## [LISTED RECORDS]
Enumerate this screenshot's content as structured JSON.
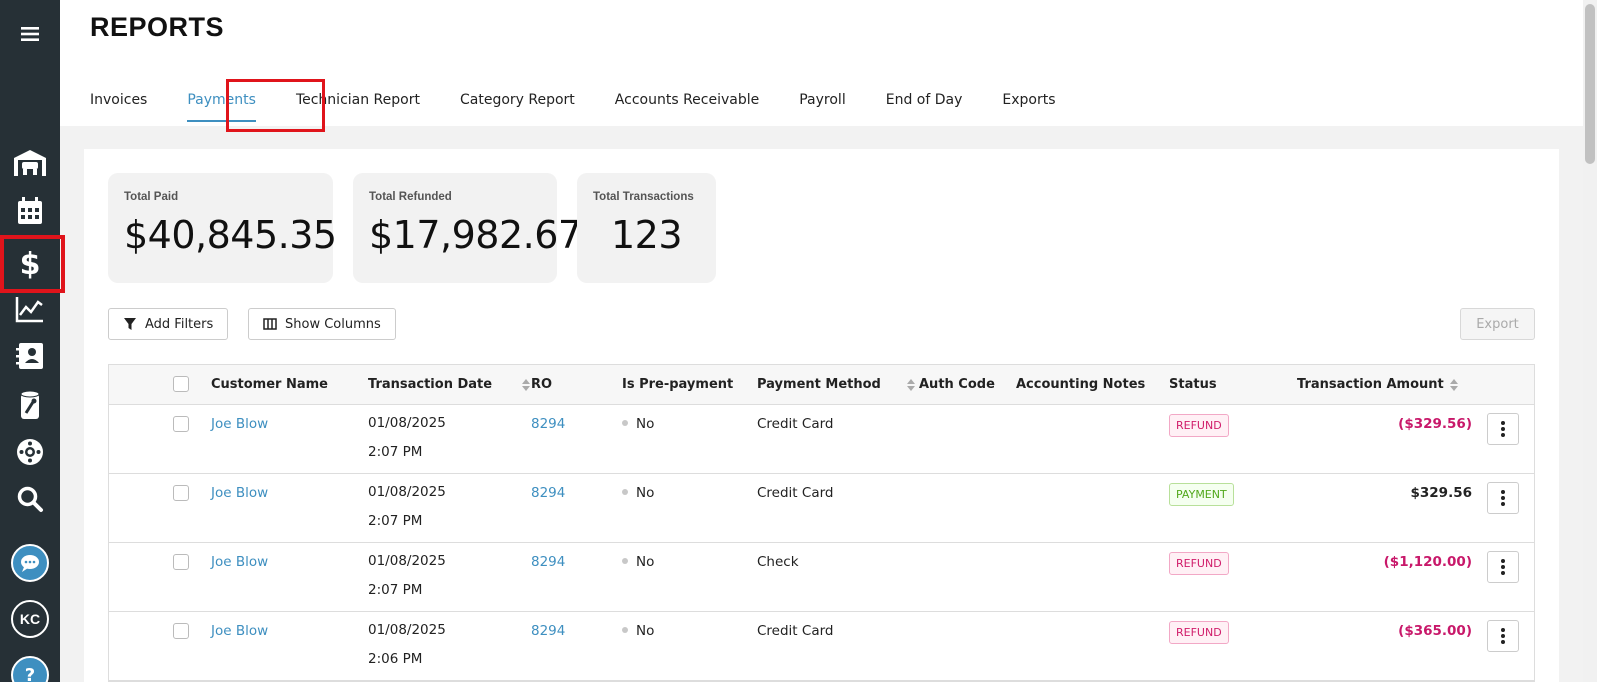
{
  "sidebar": {
    "items": [
      {
        "name": "menu-icon"
      },
      {
        "name": "garage-icon"
      },
      {
        "name": "calendar-icon"
      },
      {
        "name": "dollar-icon",
        "active": true
      },
      {
        "name": "chart-icon"
      },
      {
        "name": "contacts-icon"
      },
      {
        "name": "parts-icon"
      },
      {
        "name": "tire-icon"
      },
      {
        "name": "search-icon"
      },
      {
        "name": "chat-icon"
      }
    ],
    "user_initials": "KC",
    "help_label": "?"
  },
  "page": {
    "title": "REPORTS",
    "tabs": [
      {
        "label": "Invoices"
      },
      {
        "label": "Payments",
        "active": true
      },
      {
        "label": "Technician Report"
      },
      {
        "label": "Category Report"
      },
      {
        "label": "Accounts Receivable"
      },
      {
        "label": "Payroll"
      },
      {
        "label": "End of Day"
      },
      {
        "label": "Exports"
      }
    ]
  },
  "stats": {
    "total_paid": {
      "label": "Total Paid",
      "value": "$40,845.35"
    },
    "total_refunded": {
      "label": "Total Refunded",
      "value": "$17,982.67"
    },
    "total_transactions": {
      "label": "Total Transactions",
      "value": "123"
    }
  },
  "toolbar": {
    "add_filters": "Add Filters",
    "show_columns": "Show Columns",
    "export": "Export"
  },
  "table": {
    "columns": {
      "customer": "Customer Name",
      "date": "Transaction Date",
      "ro": "RO",
      "prepay": "Is Pre-payment",
      "method": "Payment Method",
      "auth": "Auth Code",
      "notes": "Accounting Notes",
      "status": "Status",
      "amount": "Transaction Amount"
    },
    "rows": [
      {
        "customer": "Joe Blow",
        "date": "01/08/2025",
        "time": "2:07 PM",
        "ro": "8294",
        "prepay": "No",
        "method": "Credit Card",
        "status": "REFUND",
        "amount": "($329.56)"
      },
      {
        "customer": "Joe Blow",
        "date": "01/08/2025",
        "time": "2:07 PM",
        "ro": "8294",
        "prepay": "No",
        "method": "Credit Card",
        "status": "PAYMENT",
        "amount": "$329.56"
      },
      {
        "customer": "Joe Blow",
        "date": "01/08/2025",
        "time": "2:07 PM",
        "ro": "8294",
        "prepay": "No",
        "method": "Check",
        "status": "REFUND",
        "amount": "($1,120.00)"
      },
      {
        "customer": "Joe Blow",
        "date": "01/08/2025",
        "time": "2:06 PM",
        "ro": "8294",
        "prepay": "No",
        "method": "Credit Card",
        "status": "REFUND",
        "amount": "($365.00)"
      }
    ]
  },
  "colors": {
    "sidebar_bg": "#263036",
    "accent": "#3e8fc0",
    "highlight": "#e0141b",
    "refund": "#c8186a",
    "payment": "#52a81c"
  }
}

## [TASK TO CARRY OUT]
Make an exact copy of every entry above, minus the images.

## [WRITTEN RESPONSE]
Enumerate this screenshot's content as structured JSON.
{
  "sidebar": {
    "items": [
      {
        "name": "menu-icon"
      },
      {
        "name": "garage-icon"
      },
      {
        "name": "calendar-icon"
      },
      {
        "name": "dollar-icon",
        "active": true
      },
      {
        "name": "chart-icon"
      },
      {
        "name": "contacts-icon"
      },
      {
        "name": "parts-icon"
      },
      {
        "name": "tire-icon"
      },
      {
        "name": "search-icon"
      },
      {
        "name": "chat-icon"
      }
    ],
    "user_initials": "KC",
    "help_label": "?"
  },
  "page": {
    "title": "REPORTS",
    "tabs": [
      {
        "label": "Invoices"
      },
      {
        "label": "Payments",
        "active": true
      },
      {
        "label": "Technician Report"
      },
      {
        "label": "Category Report"
      },
      {
        "label": "Accounts Receivable"
      },
      {
        "label": "Payroll"
      },
      {
        "label": "End of Day"
      },
      {
        "label": "Exports"
      }
    ]
  },
  "stats": {
    "total_paid": {
      "label": "Total Paid",
      "value": "$40,845.35"
    },
    "total_refunded": {
      "label": "Total Refunded",
      "value": "$17,982.67"
    },
    "total_transactions": {
      "label": "Total Transactions",
      "value": "123"
    }
  },
  "toolbar": {
    "add_filters": "Add Filters",
    "show_columns": "Show Columns",
    "export": "Export"
  },
  "table": {
    "columns": {
      "customer": "Customer Name",
      "date": "Transaction Date",
      "ro": "RO",
      "prepay": "Is Pre-payment",
      "method": "Payment Method",
      "auth": "Auth Code",
      "notes": "Accounting Notes",
      "status": "Status",
      "amount": "Transaction Amount"
    },
    "rows": [
      {
        "customer": "Joe Blow",
        "date": "01/08/2025",
        "time": "2:07 PM",
        "ro": "8294",
        "prepay": "No",
        "method": "Credit Card",
        "status": "REFUND",
        "amount": "($329.56)"
      },
      {
        "customer": "Joe Blow",
        "date": "01/08/2025",
        "time": "2:07 PM",
        "ro": "8294",
        "prepay": "No",
        "method": "Credit Card",
        "status": "PAYMENT",
        "amount": "$329.56"
      },
      {
        "customer": "Joe Blow",
        "date": "01/08/2025",
        "time": "2:07 PM",
        "ro": "8294",
        "prepay": "No",
        "method": "Check",
        "status": "REFUND",
        "amount": "($1,120.00)"
      },
      {
        "customer": "Joe Blow",
        "date": "01/08/2025",
        "time": "2:06 PM",
        "ro": "8294",
        "prepay": "No",
        "method": "Credit Card",
        "status": "REFUND",
        "amount": "($365.00)"
      }
    ]
  },
  "colors": {
    "sidebar_bg": "#263036",
    "accent": "#3e8fc0",
    "highlight": "#e0141b",
    "refund": "#c8186a",
    "payment": "#52a81c"
  }
}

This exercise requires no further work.